### Written task
Among the following entries, count the lines that contain "чердачного" and report only the result.

### Extracted records

■ ■ ■ ■ ■ ■ ■

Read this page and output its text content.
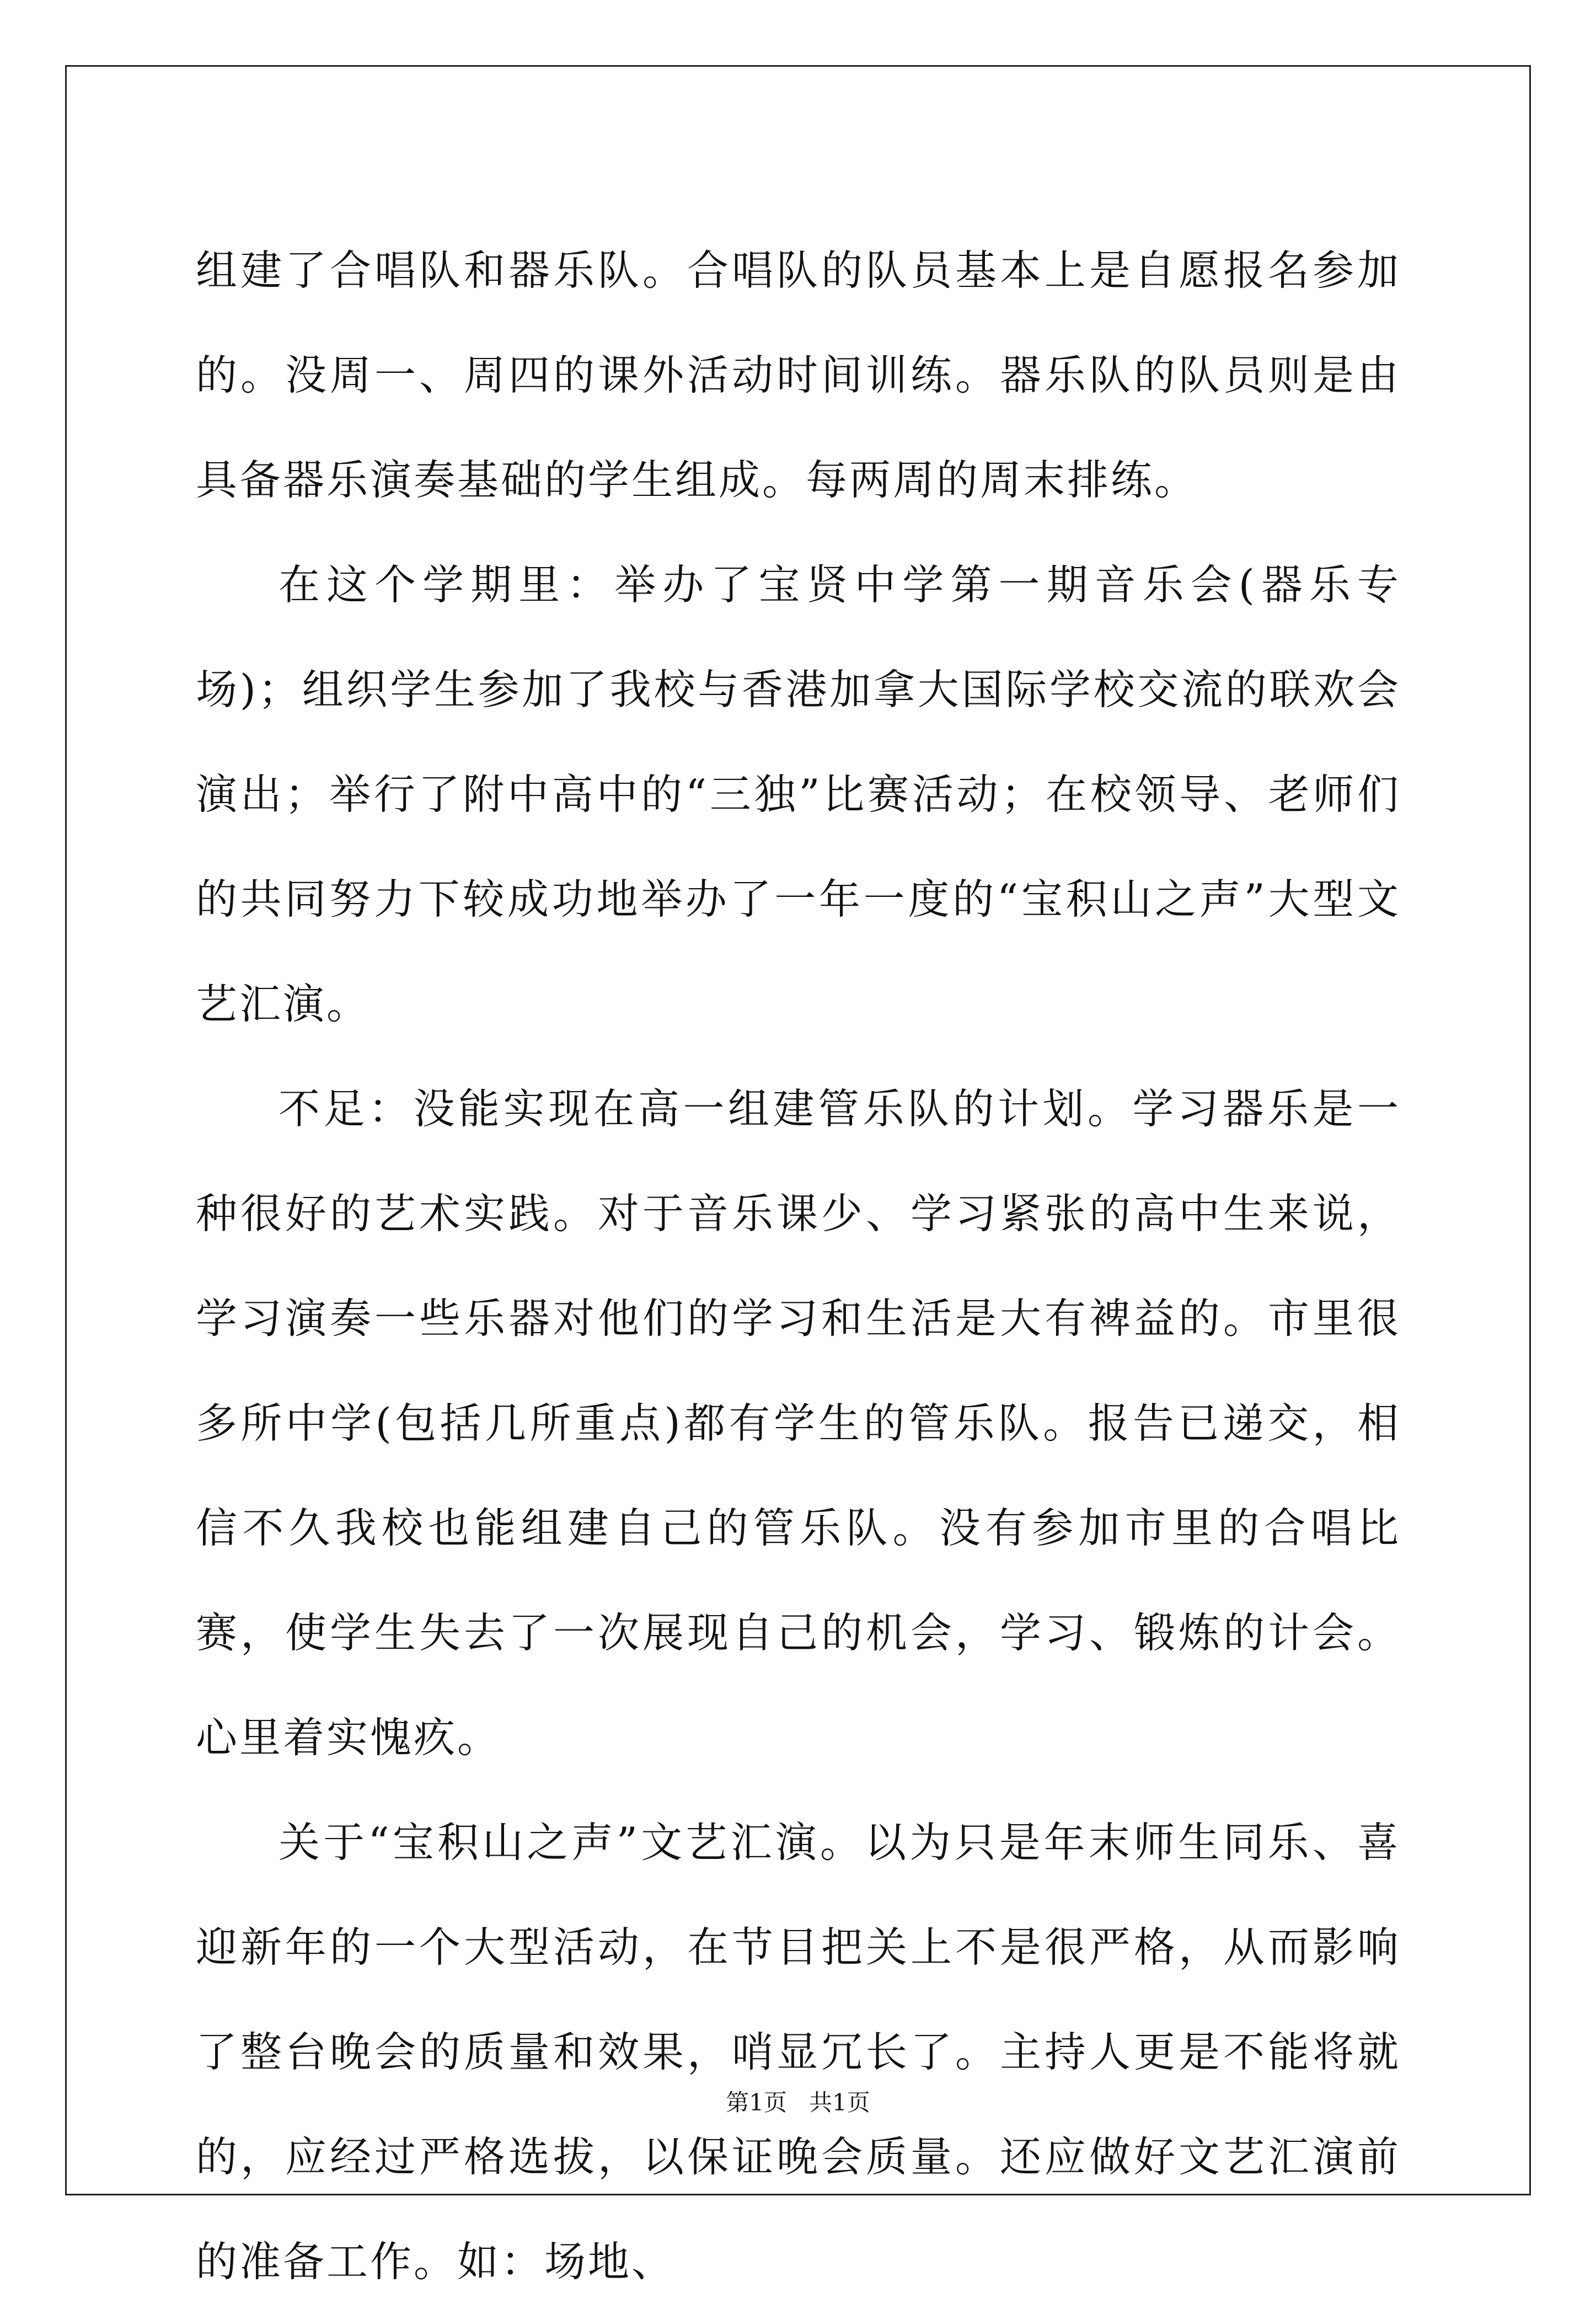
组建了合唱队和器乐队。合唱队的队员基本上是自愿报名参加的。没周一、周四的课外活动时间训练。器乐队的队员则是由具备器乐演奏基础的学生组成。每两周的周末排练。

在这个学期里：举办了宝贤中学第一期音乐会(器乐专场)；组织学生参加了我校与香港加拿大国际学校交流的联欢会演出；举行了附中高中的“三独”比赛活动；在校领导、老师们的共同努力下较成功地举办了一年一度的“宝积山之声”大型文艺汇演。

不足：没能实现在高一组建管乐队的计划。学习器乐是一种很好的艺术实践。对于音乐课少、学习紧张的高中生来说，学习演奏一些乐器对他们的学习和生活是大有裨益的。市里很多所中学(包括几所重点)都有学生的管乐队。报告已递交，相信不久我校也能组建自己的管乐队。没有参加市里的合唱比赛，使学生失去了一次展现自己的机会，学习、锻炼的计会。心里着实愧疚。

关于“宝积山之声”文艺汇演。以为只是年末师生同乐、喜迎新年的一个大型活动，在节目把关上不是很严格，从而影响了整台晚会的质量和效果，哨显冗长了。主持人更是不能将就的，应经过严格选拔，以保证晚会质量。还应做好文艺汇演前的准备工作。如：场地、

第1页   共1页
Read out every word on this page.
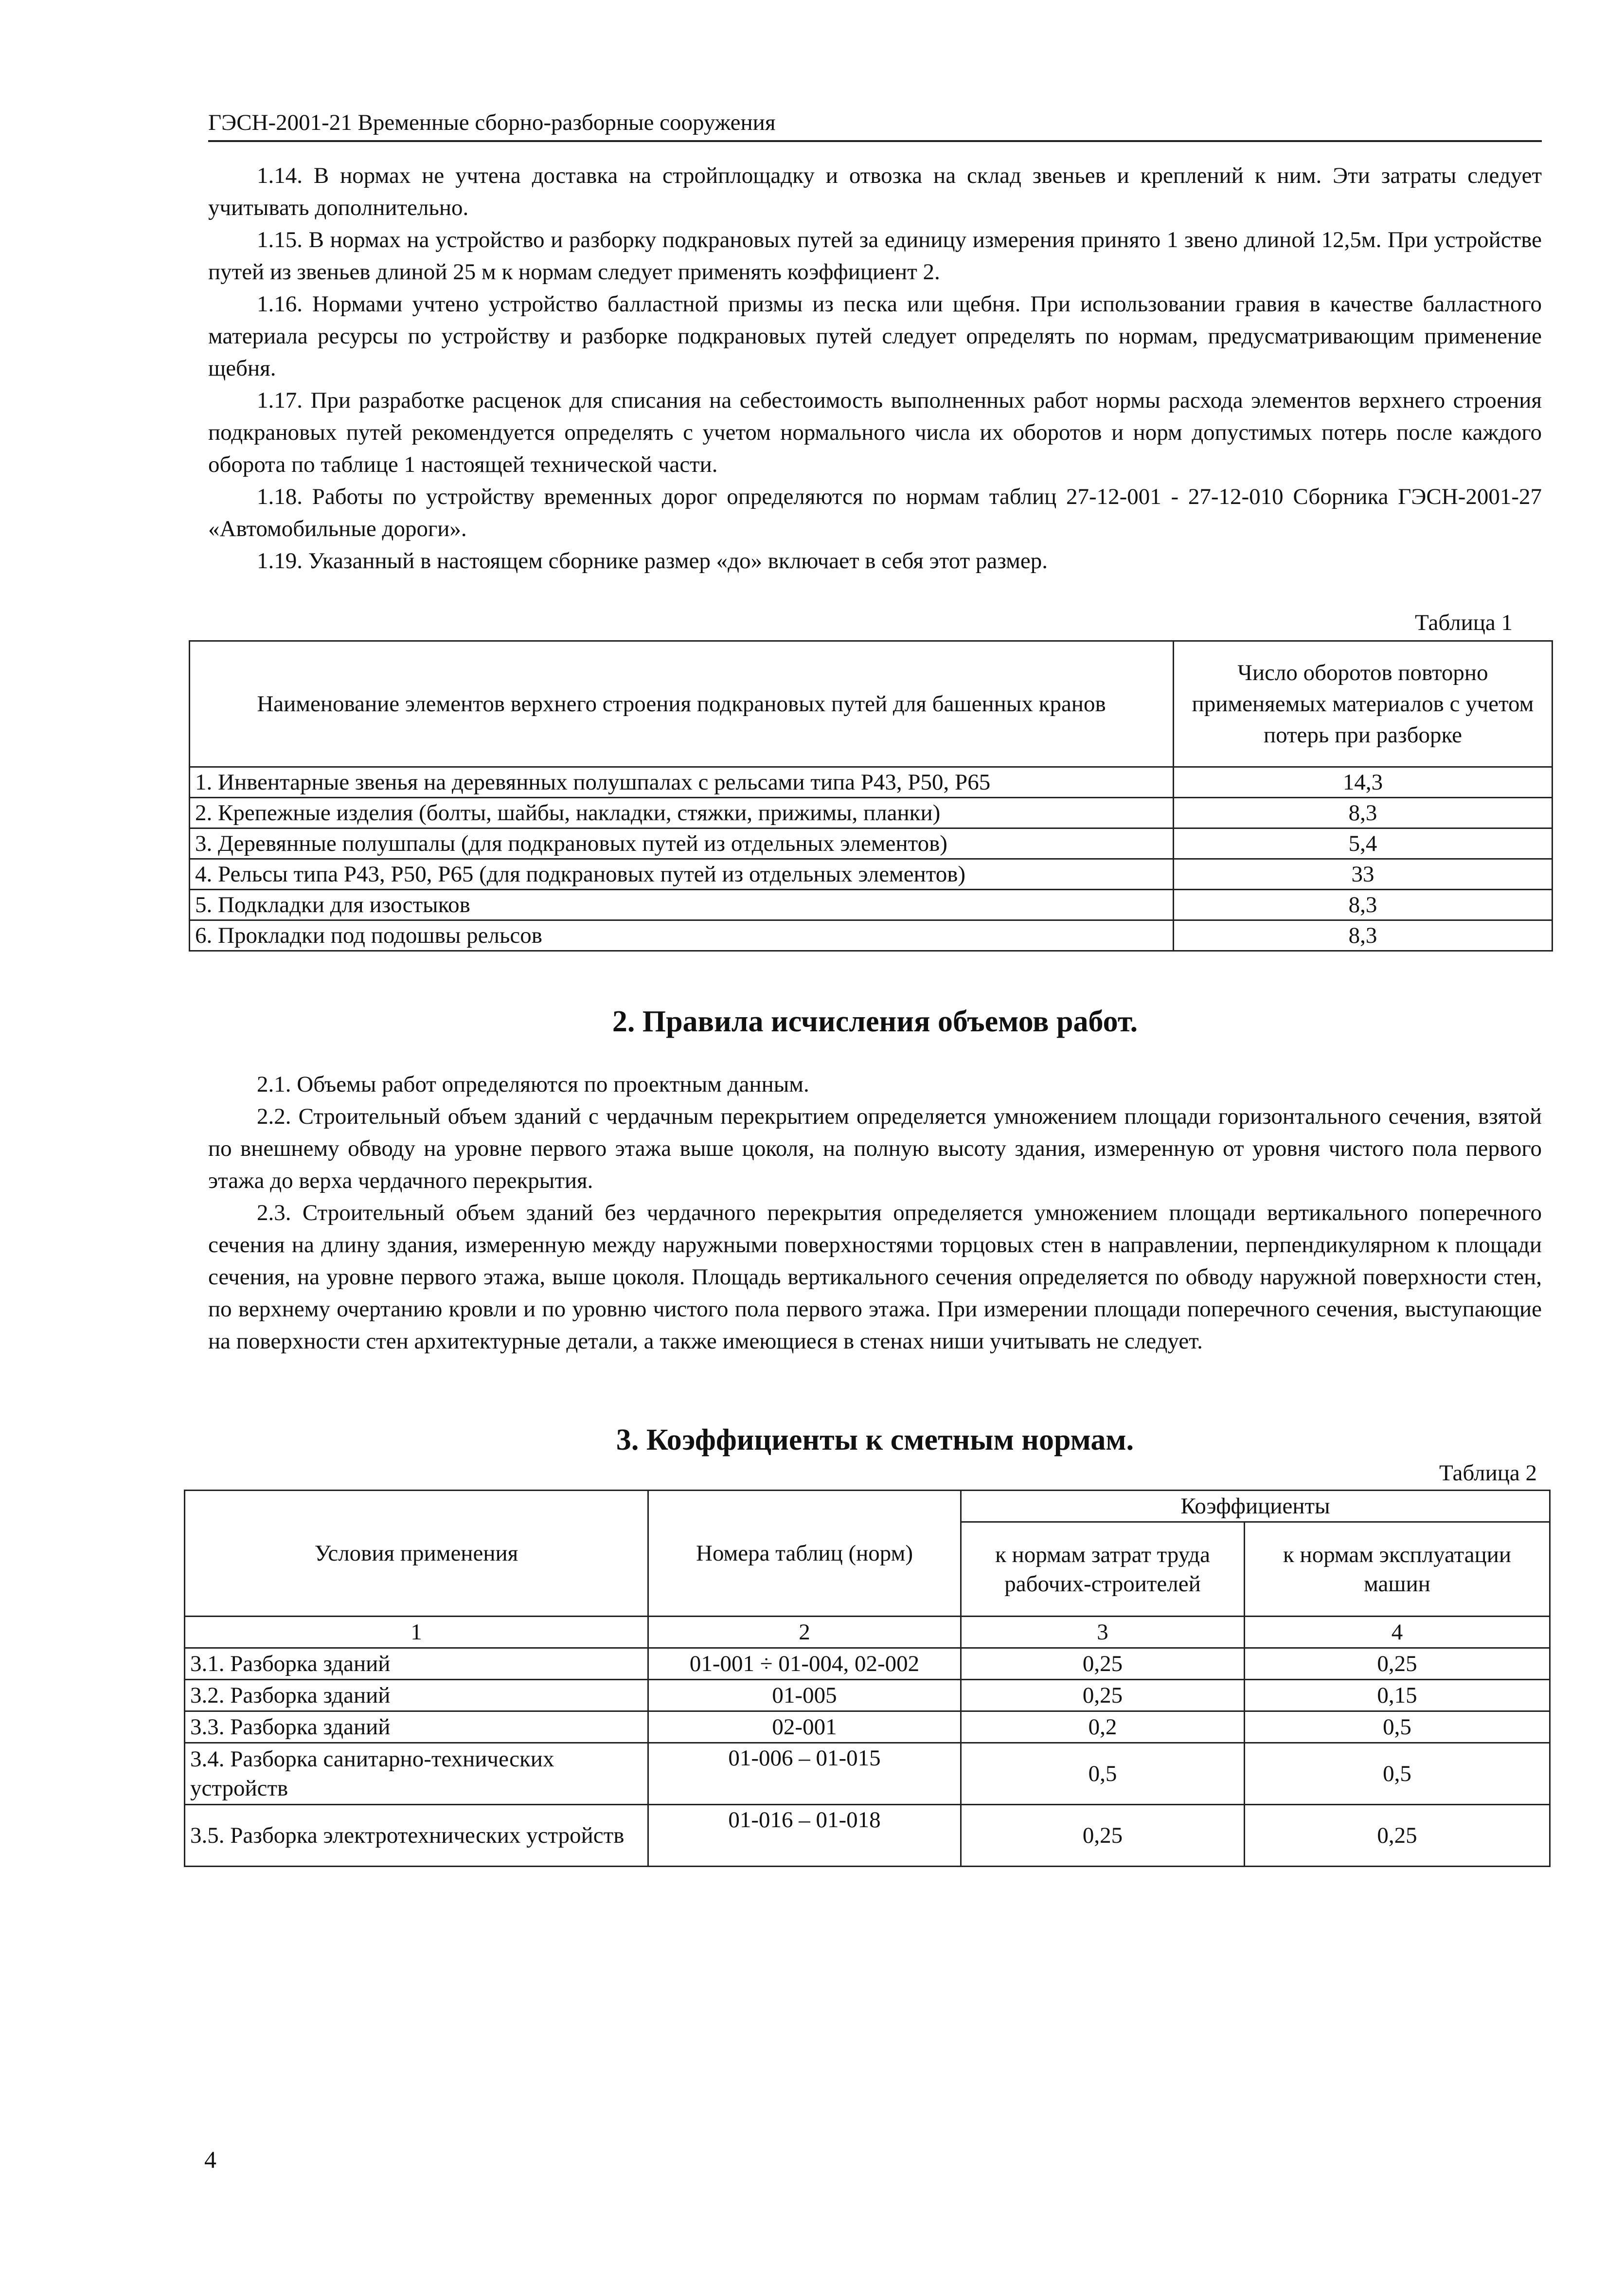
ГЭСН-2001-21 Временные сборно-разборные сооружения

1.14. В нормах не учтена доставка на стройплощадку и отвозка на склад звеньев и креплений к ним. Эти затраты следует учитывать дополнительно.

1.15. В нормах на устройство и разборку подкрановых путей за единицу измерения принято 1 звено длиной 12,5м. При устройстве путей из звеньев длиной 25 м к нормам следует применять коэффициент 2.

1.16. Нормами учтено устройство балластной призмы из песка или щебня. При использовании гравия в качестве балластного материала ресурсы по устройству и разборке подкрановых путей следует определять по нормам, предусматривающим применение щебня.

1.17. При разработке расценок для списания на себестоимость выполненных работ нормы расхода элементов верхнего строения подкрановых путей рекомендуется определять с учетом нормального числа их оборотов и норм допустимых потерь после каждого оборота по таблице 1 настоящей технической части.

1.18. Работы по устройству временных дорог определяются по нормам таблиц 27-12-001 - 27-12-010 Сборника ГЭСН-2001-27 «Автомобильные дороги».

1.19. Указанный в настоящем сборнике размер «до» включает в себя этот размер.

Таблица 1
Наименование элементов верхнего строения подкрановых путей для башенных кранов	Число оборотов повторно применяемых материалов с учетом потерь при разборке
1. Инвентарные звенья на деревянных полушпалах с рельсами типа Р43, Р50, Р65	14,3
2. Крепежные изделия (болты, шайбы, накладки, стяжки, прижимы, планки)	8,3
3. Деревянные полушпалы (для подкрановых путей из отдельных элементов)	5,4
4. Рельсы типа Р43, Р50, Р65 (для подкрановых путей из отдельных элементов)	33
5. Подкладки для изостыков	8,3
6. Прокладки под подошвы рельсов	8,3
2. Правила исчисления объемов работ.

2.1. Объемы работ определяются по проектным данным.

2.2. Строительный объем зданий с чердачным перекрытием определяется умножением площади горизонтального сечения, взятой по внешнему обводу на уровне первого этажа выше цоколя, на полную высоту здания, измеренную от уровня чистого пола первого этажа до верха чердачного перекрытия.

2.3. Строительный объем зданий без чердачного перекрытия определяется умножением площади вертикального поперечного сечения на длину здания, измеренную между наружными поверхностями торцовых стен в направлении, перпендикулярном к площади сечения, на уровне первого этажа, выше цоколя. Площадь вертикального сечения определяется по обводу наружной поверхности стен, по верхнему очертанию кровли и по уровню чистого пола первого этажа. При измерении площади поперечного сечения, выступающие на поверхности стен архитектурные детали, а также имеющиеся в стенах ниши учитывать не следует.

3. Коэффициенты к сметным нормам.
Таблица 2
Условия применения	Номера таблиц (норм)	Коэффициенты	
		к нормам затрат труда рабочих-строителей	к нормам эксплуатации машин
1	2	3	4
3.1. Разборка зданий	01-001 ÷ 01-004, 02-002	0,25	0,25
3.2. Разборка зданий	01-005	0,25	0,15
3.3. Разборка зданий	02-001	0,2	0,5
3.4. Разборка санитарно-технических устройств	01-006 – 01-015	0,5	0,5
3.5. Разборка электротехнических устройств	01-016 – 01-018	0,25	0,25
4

■ ■ ■ ■ ■ ■ ■

### Exercise result
2